• Instructions to follow:
A line counts if it contains the string "Week"; say how many such lines there are, giving only the number.

====== Input for this task

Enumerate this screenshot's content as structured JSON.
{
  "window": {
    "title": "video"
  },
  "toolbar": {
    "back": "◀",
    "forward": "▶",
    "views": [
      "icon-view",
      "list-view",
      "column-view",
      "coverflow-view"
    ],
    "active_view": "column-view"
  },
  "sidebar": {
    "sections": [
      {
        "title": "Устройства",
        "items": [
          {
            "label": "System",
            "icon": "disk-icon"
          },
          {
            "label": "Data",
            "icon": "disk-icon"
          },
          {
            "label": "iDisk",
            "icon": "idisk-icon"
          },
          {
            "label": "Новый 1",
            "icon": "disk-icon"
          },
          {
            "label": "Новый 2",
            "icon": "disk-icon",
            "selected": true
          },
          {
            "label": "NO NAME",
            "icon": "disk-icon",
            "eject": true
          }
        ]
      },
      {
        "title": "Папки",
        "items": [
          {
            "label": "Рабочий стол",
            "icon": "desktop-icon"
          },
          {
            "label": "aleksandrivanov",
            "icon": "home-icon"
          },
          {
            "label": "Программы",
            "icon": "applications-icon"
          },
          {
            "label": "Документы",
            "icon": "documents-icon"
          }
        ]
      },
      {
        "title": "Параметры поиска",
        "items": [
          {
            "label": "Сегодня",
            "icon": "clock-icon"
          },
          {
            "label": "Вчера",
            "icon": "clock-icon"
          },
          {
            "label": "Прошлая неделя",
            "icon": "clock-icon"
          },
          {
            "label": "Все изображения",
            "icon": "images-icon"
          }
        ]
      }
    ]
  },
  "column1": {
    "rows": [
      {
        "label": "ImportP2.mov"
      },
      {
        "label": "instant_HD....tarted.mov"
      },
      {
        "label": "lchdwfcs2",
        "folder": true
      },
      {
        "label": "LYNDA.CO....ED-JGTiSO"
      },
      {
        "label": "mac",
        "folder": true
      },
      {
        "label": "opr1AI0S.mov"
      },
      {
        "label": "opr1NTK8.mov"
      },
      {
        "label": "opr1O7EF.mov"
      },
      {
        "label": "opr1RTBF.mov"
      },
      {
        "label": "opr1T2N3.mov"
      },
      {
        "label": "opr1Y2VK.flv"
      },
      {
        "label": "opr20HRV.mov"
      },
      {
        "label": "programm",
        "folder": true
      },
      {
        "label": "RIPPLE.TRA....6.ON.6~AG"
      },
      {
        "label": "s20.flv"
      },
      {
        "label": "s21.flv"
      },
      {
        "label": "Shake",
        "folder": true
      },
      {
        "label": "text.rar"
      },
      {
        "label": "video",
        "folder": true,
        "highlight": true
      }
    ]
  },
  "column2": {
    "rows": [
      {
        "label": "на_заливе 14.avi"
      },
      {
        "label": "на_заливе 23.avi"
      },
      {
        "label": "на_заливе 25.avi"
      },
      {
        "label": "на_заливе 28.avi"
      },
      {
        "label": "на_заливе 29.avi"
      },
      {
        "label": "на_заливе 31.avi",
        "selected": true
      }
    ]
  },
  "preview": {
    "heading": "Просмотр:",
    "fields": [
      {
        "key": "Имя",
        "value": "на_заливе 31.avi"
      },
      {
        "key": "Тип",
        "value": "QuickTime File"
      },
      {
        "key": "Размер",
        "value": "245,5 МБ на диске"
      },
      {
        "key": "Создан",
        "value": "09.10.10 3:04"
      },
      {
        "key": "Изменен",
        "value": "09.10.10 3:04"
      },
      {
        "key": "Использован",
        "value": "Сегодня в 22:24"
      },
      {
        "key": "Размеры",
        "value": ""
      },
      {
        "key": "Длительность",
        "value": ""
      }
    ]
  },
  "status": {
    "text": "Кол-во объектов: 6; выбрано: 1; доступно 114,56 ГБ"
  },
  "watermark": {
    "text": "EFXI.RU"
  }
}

============
====== Input for this task

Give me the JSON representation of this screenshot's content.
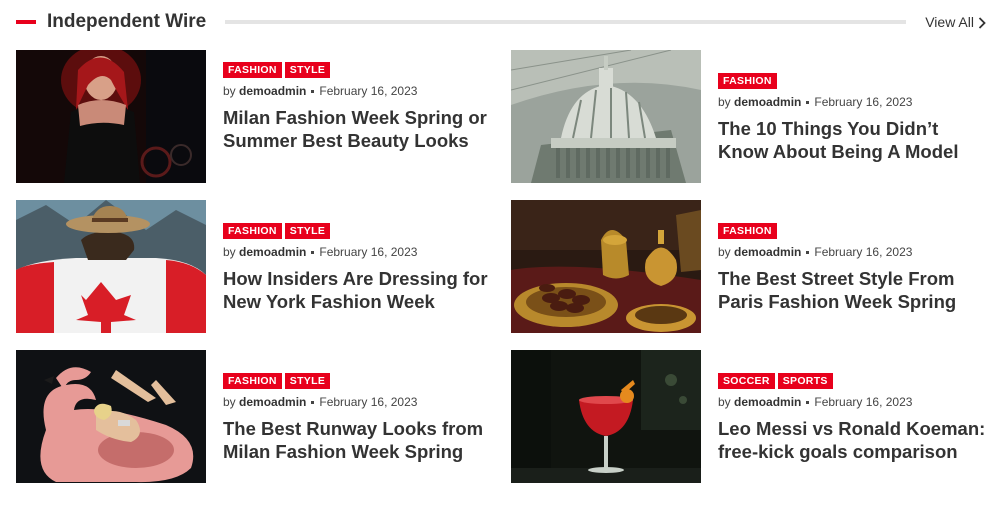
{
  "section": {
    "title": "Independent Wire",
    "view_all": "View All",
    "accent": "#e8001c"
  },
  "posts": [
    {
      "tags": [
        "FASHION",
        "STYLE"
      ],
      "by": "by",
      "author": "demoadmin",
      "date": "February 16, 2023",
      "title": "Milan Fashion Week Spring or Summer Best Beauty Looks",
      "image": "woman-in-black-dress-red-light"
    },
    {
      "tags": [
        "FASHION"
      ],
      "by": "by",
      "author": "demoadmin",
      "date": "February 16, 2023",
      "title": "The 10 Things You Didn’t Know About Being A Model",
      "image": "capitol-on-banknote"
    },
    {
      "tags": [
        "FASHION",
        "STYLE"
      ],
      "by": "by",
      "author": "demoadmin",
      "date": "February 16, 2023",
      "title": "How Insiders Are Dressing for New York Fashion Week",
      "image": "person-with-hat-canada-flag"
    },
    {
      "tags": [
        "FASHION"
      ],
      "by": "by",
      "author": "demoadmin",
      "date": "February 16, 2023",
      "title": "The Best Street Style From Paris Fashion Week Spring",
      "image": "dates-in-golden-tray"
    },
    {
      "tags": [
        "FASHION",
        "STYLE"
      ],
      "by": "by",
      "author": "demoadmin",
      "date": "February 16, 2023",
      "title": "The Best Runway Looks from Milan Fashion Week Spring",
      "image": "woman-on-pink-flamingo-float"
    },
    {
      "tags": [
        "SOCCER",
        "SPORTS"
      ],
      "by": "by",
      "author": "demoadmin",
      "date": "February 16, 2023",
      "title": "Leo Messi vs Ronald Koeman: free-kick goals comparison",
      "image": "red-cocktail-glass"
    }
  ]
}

============

• Task response:
4